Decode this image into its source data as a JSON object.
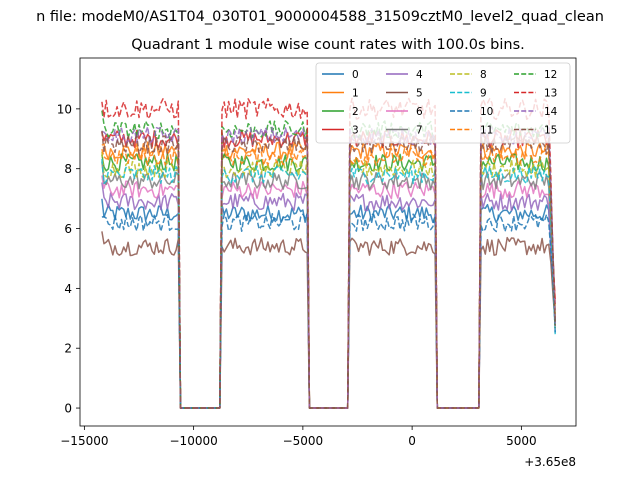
{
  "chart_data": {
    "type": "line",
    "suptitle": "n file: modeM0/AS1T04_030T01_9000004588_31509cztM0_level2_quad_clean",
    "title": "Quadrant 1 module wise count rates with 100.0s bins.",
    "xlabel": "",
    "ylabel": "",
    "x_offset_label": "+3.65e8",
    "xlim": [
      -15200,
      7500
    ],
    "ylim": [
      -0.6,
      11.7
    ],
    "xticks": [
      -15000,
      -10000,
      -5000,
      0,
      5000
    ],
    "xtick_labels": [
      "−15000",
      "−10000",
      "−5000",
      "0",
      "5000"
    ],
    "yticks": [
      0,
      2,
      4,
      6,
      8,
      10
    ],
    "ytick_labels": [
      "0",
      "2",
      "4",
      "6",
      "8",
      "10"
    ],
    "grid": false,
    "legend_position": "top-right",
    "legend_ncol": 4,
    "segments_x": [
      [
        -14200,
        -10700
      ],
      [
        -8700,
        -4800
      ],
      [
        -2850,
        1050
      ],
      [
        3150,
        6550
      ]
    ],
    "gap_x": [
      [
        -10600,
        -8800
      ],
      [
        -4700,
        -2950
      ],
      [
        1150,
        3050
      ]
    ],
    "gap_value": 0,
    "series": [
      {
        "name": "0",
        "color": "#1f77b4",
        "dash": "solid",
        "mean": 6.5,
        "noise": 0.3
      },
      {
        "name": "1",
        "color": "#ff7f0e",
        "dash": "solid",
        "mean": 8.6,
        "noise": 0.3
      },
      {
        "name": "2",
        "color": "#2ca02c",
        "dash": "solid",
        "mean": 8.2,
        "noise": 0.3
      },
      {
        "name": "3",
        "color": "#d62728",
        "dash": "solid",
        "mean": 9.0,
        "noise": 0.3
      },
      {
        "name": "4",
        "color": "#9467bd",
        "dash": "solid",
        "mean": 6.9,
        "noise": 0.3
      },
      {
        "name": "5",
        "color": "#8c564b",
        "dash": "solid",
        "mean": 5.4,
        "noise": 0.3
      },
      {
        "name": "6",
        "color": "#e377c2",
        "dash": "solid",
        "mean": 7.3,
        "noise": 0.3
      },
      {
        "name": "7",
        "color": "#7f7f7f",
        "dash": "solid",
        "mean": 7.6,
        "noise": 0.3
      },
      {
        "name": "8",
        "color": "#bcbd22",
        "dash": "dashed",
        "mean": 8.0,
        "noise": 0.3
      },
      {
        "name": "9",
        "color": "#17becf",
        "dash": "dashed",
        "mean": 7.8,
        "noise": 0.3
      },
      {
        "name": "10",
        "color": "#1f77b4",
        "dash": "dashed",
        "mean": 6.2,
        "noise": 0.3
      },
      {
        "name": "11",
        "color": "#ff7f0e",
        "dash": "dashed",
        "mean": 8.4,
        "noise": 0.3
      },
      {
        "name": "12",
        "color": "#2ca02c",
        "dash": "dashed",
        "mean": 9.3,
        "noise": 0.3
      },
      {
        "name": "13",
        "color": "#d62728",
        "dash": "dashed",
        "mean": 10.0,
        "noise": 0.35
      },
      {
        "name": "14",
        "color": "#9467bd",
        "dash": "dashed",
        "mean": 9.1,
        "noise": 0.3
      },
      {
        "name": "15",
        "color": "#8c564b",
        "dash": "dashed",
        "mean": 8.8,
        "noise": 0.3
      }
    ],
    "tail_end_value": 3.0,
    "series_alpha": 0.85
  }
}
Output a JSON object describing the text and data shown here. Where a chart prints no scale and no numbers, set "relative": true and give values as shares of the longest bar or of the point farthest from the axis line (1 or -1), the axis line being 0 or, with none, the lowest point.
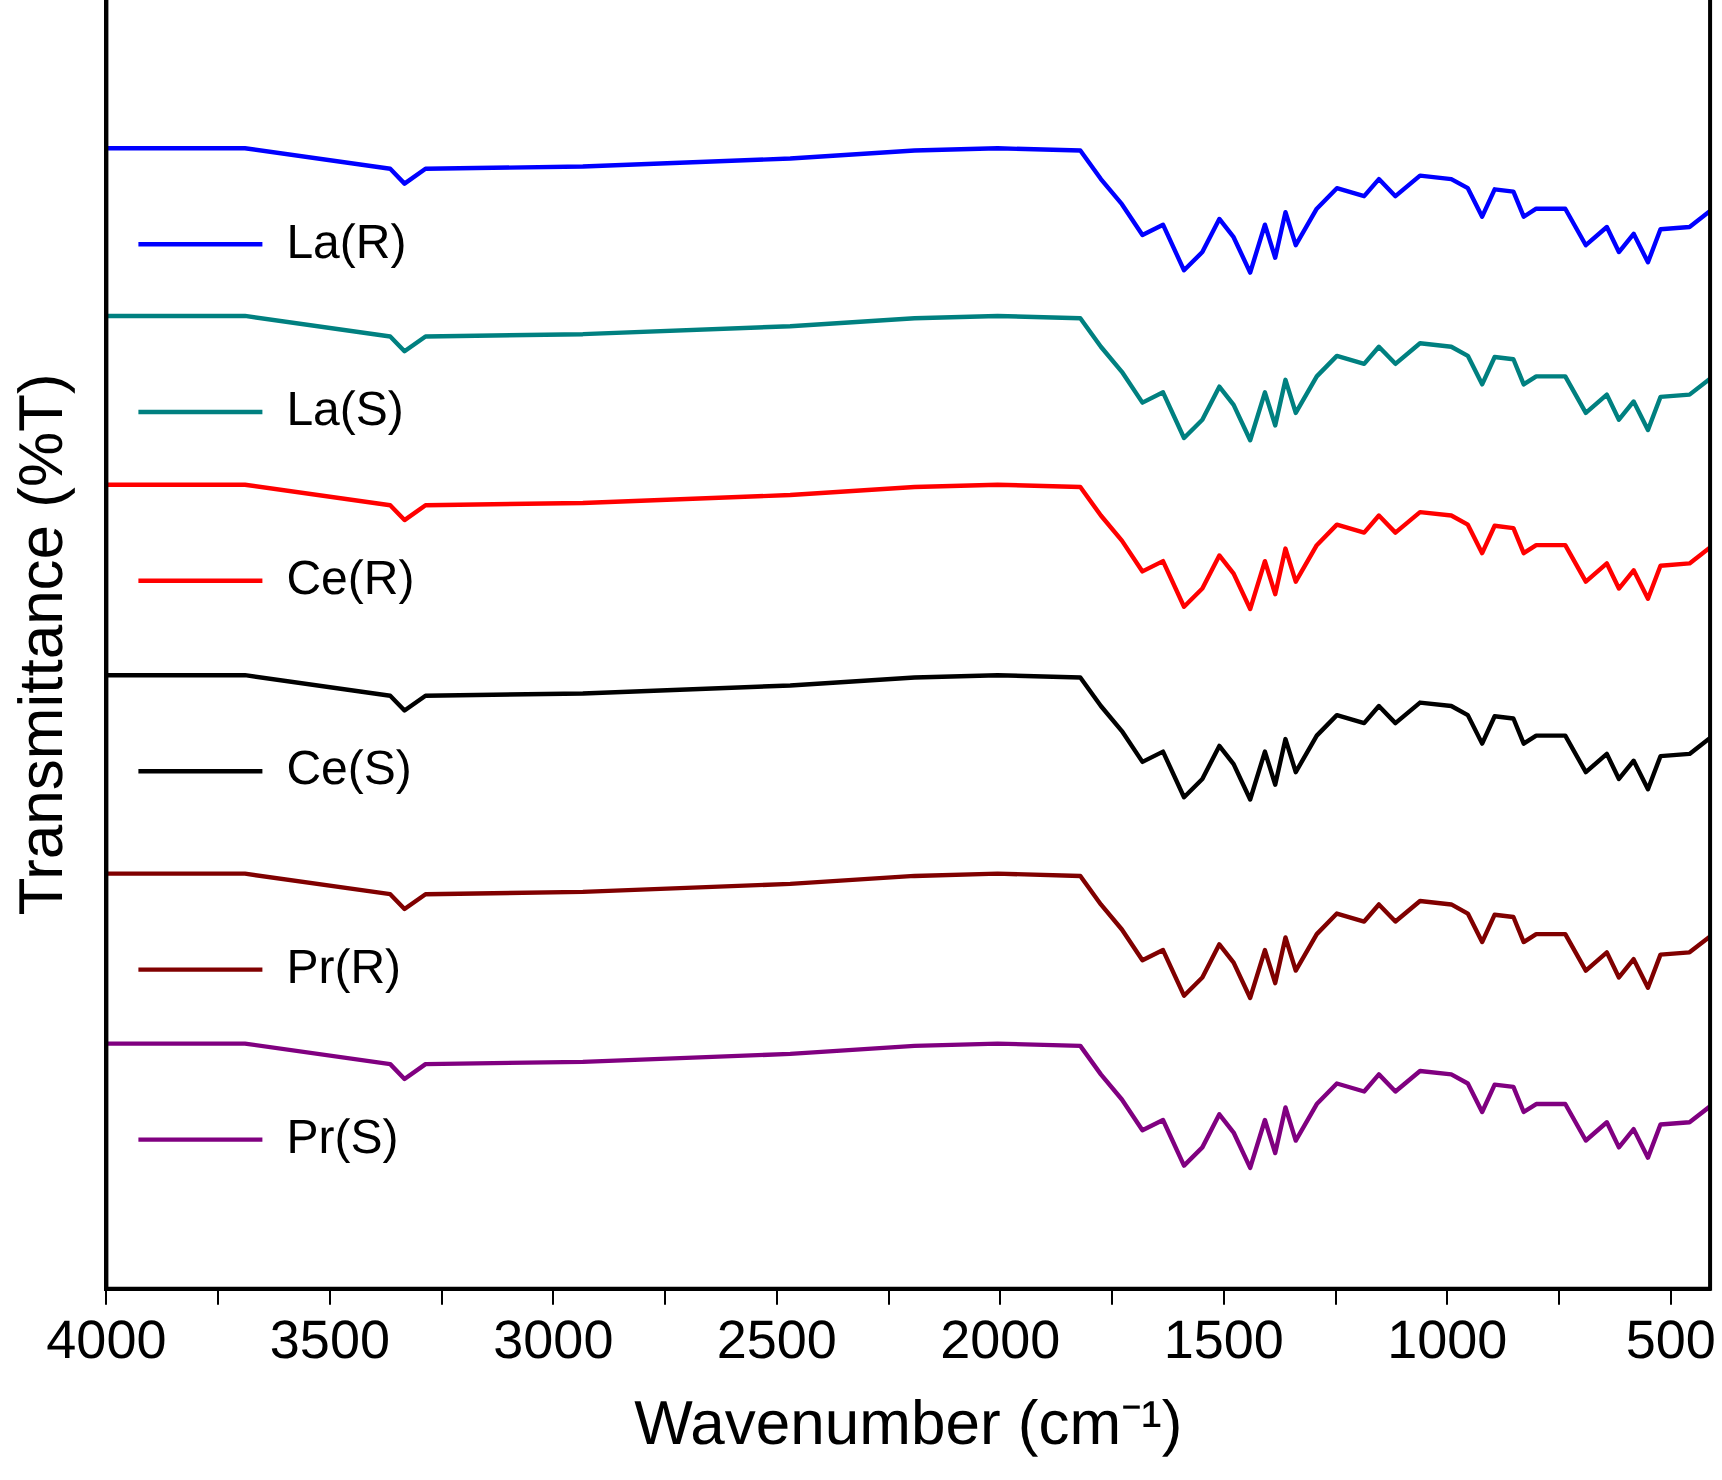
{
  "chart_data": {
    "type": "line",
    "xlabel": "Wavenumber (cm⁻¹)",
    "ylabel": "Transmittance (%T)",
    "relative": true,
    "legend": "left",
    "grid": false,
    "marker": "none",
    "line_style": "solid",
    "xlim": [
      4000,
      412
    ],
    "xticks": [
      4000,
      {
        "value": 3750,
        "label": null
      },
      3500,
      {
        "value": 3250,
        "label": null
      },
      3000,
      {
        "value": 2750,
        "label": null
      },
      2500,
      {
        "value": 2250,
        "label": null
      },
      2000,
      {
        "value": 1750,
        "label": null
      },
      1500,
      {
        "value": 1250,
        "label": null
      },
      1000,
      {
        "value": 750,
        "label": null
      },
      500
    ],
    "x": [
      4000,
      3690,
      3365,
      3333,
      3286,
      2934,
      2470,
      2192,
      2006,
      1821,
      1775,
      1728,
      1682,
      1636,
      1589,
      1548,
      1510,
      1478,
      1441,
      1408,
      1385,
      1362,
      1339,
      1292,
      1247,
      1186,
      1153,
      1116,
      1061,
      991,
      954,
      922,
      894,
      852,
      829,
      801,
      736,
      690,
      643,
      616,
      583,
      551,
      523,
      458,
      412
    ],
    "series": [
      {
        "name": "La(R)",
        "color": "#0000ff",
        "values": [
          1,
          1,
          0.982,
          0.969,
          0.982,
          0.984,
          0.991,
          0.998,
          1,
          0.998,
          0.973,
          0.951,
          0.924,
          0.933,
          0.893,
          0.909,
          0.938,
          0.922,
          0.891,
          0.933,
          0.904,
          0.944,
          0.915,
          0.947,
          0.965,
          0.958,
          0.973,
          0.958,
          0.976,
          0.973,
          0.965,
          0.94,
          0.964,
          0.962,
          0.94,
          0.947,
          0.947,
          0.915,
          0.931,
          0.909,
          0.925,
          0.9,
          0.929,
          0.931,
          0.945
        ]
      },
      {
        "name": "La(S)",
        "color": "#008080",
        "values": [
          0.853,
          0.853,
          0.835,
          0.822,
          0.835,
          0.837,
          0.844,
          0.851,
          0.853,
          0.851,
          0.826,
          0.804,
          0.777,
          0.786,
          0.746,
          0.762,
          0.791,
          0.775,
          0.744,
          0.786,
          0.757,
          0.797,
          0.768,
          0.8,
          0.818,
          0.811,
          0.826,
          0.811,
          0.829,
          0.826,
          0.818,
          0.793,
          0.817,
          0.815,
          0.793,
          0.8,
          0.8,
          0.768,
          0.784,
          0.762,
          0.778,
          0.753,
          0.782,
          0.784,
          0.798
        ]
      },
      {
        "name": "Ce(R)",
        "color": "#ff0000",
        "values": [
          0.705,
          0.705,
          0.687,
          0.674,
          0.687,
          0.689,
          0.696,
          0.703,
          0.705,
          0.703,
          0.678,
          0.656,
          0.629,
          0.638,
          0.598,
          0.614,
          0.643,
          0.627,
          0.596,
          0.638,
          0.609,
          0.649,
          0.62,
          0.652,
          0.67,
          0.663,
          0.678,
          0.663,
          0.681,
          0.678,
          0.67,
          0.645,
          0.669,
          0.667,
          0.645,
          0.652,
          0.652,
          0.62,
          0.636,
          0.614,
          0.63,
          0.605,
          0.634,
          0.636,
          0.65
        ]
      },
      {
        "name": "Ce(S)",
        "color": "#000000",
        "values": [
          0.538,
          0.538,
          0.52,
          0.507,
          0.52,
          0.522,
          0.529,
          0.536,
          0.538,
          0.536,
          0.511,
          0.489,
          0.462,
          0.471,
          0.431,
          0.447,
          0.476,
          0.46,
          0.429,
          0.471,
          0.442,
          0.482,
          0.453,
          0.485,
          0.503,
          0.496,
          0.511,
          0.496,
          0.514,
          0.511,
          0.503,
          0.478,
          0.502,
          0.5,
          0.478,
          0.485,
          0.485,
          0.453,
          0.469,
          0.447,
          0.463,
          0.438,
          0.467,
          0.469,
          0.483
        ]
      },
      {
        "name": "Pr(R)",
        "color": "#800000",
        "values": [
          0.364,
          0.364,
          0.346,
          0.333,
          0.346,
          0.348,
          0.355,
          0.362,
          0.364,
          0.362,
          0.337,
          0.315,
          0.288,
          0.297,
          0.257,
          0.273,
          0.302,
          0.286,
          0.255,
          0.297,
          0.268,
          0.308,
          0.279,
          0.311,
          0.329,
          0.322,
          0.337,
          0.322,
          0.34,
          0.337,
          0.329,
          0.304,
          0.328,
          0.326,
          0.304,
          0.311,
          0.311,
          0.279,
          0.295,
          0.273,
          0.289,
          0.264,
          0.293,
          0.295,
          0.309
        ]
      },
      {
        "name": "Pr(S)",
        "color": "#800080",
        "values": [
          0.215,
          0.215,
          0.197,
          0.184,
          0.197,
          0.199,
          0.206,
          0.213,
          0.215,
          0.213,
          0.188,
          0.166,
          0.139,
          0.148,
          0.108,
          0.124,
          0.153,
          0.137,
          0.106,
          0.148,
          0.119,
          0.159,
          0.13,
          0.162,
          0.18,
          0.173,
          0.188,
          0.173,
          0.191,
          0.188,
          0.18,
          0.155,
          0.179,
          0.177,
          0.155,
          0.162,
          0.162,
          0.13,
          0.146,
          0.124,
          0.14,
          0.115,
          0.144,
          0.146,
          0.16
        ]
      }
    ]
  }
}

══════════════════════════════

#### EXERCISE:
Set out every line from the material that contains the string "with".

#### TASK RESULT:
    "title": "Quadrant 1 module wise count rates with 100.0s bins.",
Output a JSON object describing the text and data shown here. Where a chart prints no scale and no numbers, set "relative": true and give values as shares of the longest bar or of the point farthest from the axis line (1 or -1), the axis line being 0 or, with none, the lowest point.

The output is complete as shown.